## Given exercise
Images are not part of the copy; transcribe all the data exactly.

## Material for this exercise
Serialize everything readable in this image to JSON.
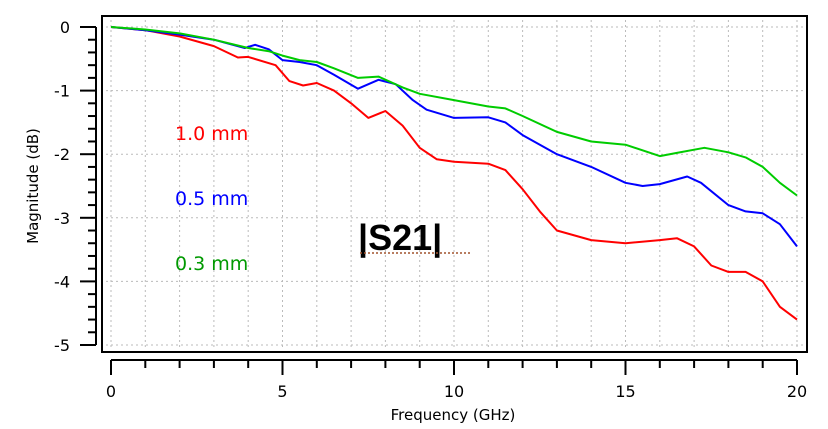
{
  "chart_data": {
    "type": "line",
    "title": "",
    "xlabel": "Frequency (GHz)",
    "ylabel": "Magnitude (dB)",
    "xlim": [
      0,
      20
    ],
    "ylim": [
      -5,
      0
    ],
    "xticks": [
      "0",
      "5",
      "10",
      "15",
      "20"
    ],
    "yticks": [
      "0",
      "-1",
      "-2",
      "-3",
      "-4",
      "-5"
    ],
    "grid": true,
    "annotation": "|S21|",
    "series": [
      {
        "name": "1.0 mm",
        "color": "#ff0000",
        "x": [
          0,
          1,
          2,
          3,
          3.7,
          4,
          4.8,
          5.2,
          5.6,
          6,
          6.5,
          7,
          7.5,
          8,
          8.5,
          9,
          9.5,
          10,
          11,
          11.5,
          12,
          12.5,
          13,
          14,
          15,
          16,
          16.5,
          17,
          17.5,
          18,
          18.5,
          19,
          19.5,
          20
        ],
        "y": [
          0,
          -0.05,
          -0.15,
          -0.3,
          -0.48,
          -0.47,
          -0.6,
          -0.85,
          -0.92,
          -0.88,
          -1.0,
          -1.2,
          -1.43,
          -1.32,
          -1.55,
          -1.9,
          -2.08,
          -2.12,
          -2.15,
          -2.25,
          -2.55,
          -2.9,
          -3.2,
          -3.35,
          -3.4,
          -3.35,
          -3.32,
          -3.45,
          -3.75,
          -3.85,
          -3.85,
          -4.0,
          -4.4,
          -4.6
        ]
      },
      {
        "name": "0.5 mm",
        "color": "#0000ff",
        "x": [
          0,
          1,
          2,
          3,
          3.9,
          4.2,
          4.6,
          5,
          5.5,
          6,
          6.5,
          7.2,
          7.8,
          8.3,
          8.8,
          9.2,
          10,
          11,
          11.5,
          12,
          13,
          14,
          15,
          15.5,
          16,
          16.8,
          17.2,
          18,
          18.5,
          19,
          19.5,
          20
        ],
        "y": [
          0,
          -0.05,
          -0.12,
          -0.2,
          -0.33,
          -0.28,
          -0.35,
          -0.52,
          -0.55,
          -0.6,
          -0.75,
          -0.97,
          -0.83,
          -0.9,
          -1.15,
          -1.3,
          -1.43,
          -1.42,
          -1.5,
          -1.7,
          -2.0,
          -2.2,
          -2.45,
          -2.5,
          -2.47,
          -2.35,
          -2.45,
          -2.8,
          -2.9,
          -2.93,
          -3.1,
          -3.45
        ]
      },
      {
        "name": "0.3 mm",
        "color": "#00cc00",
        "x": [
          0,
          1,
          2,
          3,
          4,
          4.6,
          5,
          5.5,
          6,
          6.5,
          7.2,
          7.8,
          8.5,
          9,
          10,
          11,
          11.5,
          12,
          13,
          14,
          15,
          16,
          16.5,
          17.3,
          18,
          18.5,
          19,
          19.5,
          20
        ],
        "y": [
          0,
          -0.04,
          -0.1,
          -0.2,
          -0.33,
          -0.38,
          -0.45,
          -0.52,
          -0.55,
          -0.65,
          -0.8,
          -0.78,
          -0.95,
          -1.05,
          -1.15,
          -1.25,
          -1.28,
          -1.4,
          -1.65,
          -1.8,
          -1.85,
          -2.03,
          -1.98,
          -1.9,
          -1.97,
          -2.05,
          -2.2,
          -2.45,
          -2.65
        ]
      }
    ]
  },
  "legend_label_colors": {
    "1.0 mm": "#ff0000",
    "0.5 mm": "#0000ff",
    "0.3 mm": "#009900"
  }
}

## Problem solution
Serialize everything readable in this image to JSON.
{
  "chart_data": {
    "type": "line",
    "title": "",
    "xlabel": "Frequency (GHz)",
    "ylabel": "Magnitude (dB)",
    "xlim": [
      0,
      20
    ],
    "ylim": [
      -5,
      0
    ],
    "xticks": [
      "0",
      "5",
      "10",
      "15",
      "20"
    ],
    "yticks": [
      "0",
      "-1",
      "-2",
      "-3",
      "-4",
      "-5"
    ],
    "grid": true,
    "annotation": "|S21|",
    "series": [
      {
        "name": "1.0 mm",
        "color": "#ff0000",
        "x": [
          0,
          1,
          2,
          3,
          3.7,
          4,
          4.8,
          5.2,
          5.6,
          6,
          6.5,
          7,
          7.5,
          8,
          8.5,
          9,
          9.5,
          10,
          11,
          11.5,
          12,
          12.5,
          13,
          14,
          15,
          16,
          16.5,
          17,
          17.5,
          18,
          18.5,
          19,
          19.5,
          20
        ],
        "y": [
          0,
          -0.05,
          -0.15,
          -0.3,
          -0.48,
          -0.47,
          -0.6,
          -0.85,
          -0.92,
          -0.88,
          -1.0,
          -1.2,
          -1.43,
          -1.32,
          -1.55,
          -1.9,
          -2.08,
          -2.12,
          -2.15,
          -2.25,
          -2.55,
          -2.9,
          -3.2,
          -3.35,
          -3.4,
          -3.35,
          -3.32,
          -3.45,
          -3.75,
          -3.85,
          -3.85,
          -4.0,
          -4.4,
          -4.6
        ]
      },
      {
        "name": "0.5 mm",
        "color": "#0000ff",
        "x": [
          0,
          1,
          2,
          3,
          3.9,
          4.2,
          4.6,
          5,
          5.5,
          6,
          6.5,
          7.2,
          7.8,
          8.3,
          8.8,
          9.2,
          10,
          11,
          11.5,
          12,
          13,
          14,
          15,
          15.5,
          16,
          16.8,
          17.2,
          18,
          18.5,
          19,
          19.5,
          20
        ],
        "y": [
          0,
          -0.05,
          -0.12,
          -0.2,
          -0.33,
          -0.28,
          -0.35,
          -0.52,
          -0.55,
          -0.6,
          -0.75,
          -0.97,
          -0.83,
          -0.9,
          -1.15,
          -1.3,
          -1.43,
          -1.42,
          -1.5,
          -1.7,
          -2.0,
          -2.2,
          -2.45,
          -2.5,
          -2.47,
          -2.35,
          -2.45,
          -2.8,
          -2.9,
          -2.93,
          -3.1,
          -3.45
        ]
      },
      {
        "name": "0.3 mm",
        "color": "#00cc00",
        "x": [
          0,
          1,
          2,
          3,
          4,
          4.6,
          5,
          5.5,
          6,
          6.5,
          7.2,
          7.8,
          8.5,
          9,
          10,
          11,
          11.5,
          12,
          13,
          14,
          15,
          16,
          16.5,
          17.3,
          18,
          18.5,
          19,
          19.5,
          20
        ],
        "y": [
          0,
          -0.04,
          -0.1,
          -0.2,
          -0.33,
          -0.38,
          -0.45,
          -0.52,
          -0.55,
          -0.65,
          -0.8,
          -0.78,
          -0.95,
          -1.05,
          -1.15,
          -1.25,
          -1.28,
          -1.4,
          -1.65,
          -1.8,
          -1.85,
          -2.03,
          -1.98,
          -1.9,
          -1.97,
          -2.05,
          -2.2,
          -2.45,
          -2.65
        ]
      }
    ]
  },
  "legend_label_colors": {
    "1.0 mm": "#ff0000",
    "0.5 mm": "#0000ff",
    "0.3 mm": "#009900"
  }
}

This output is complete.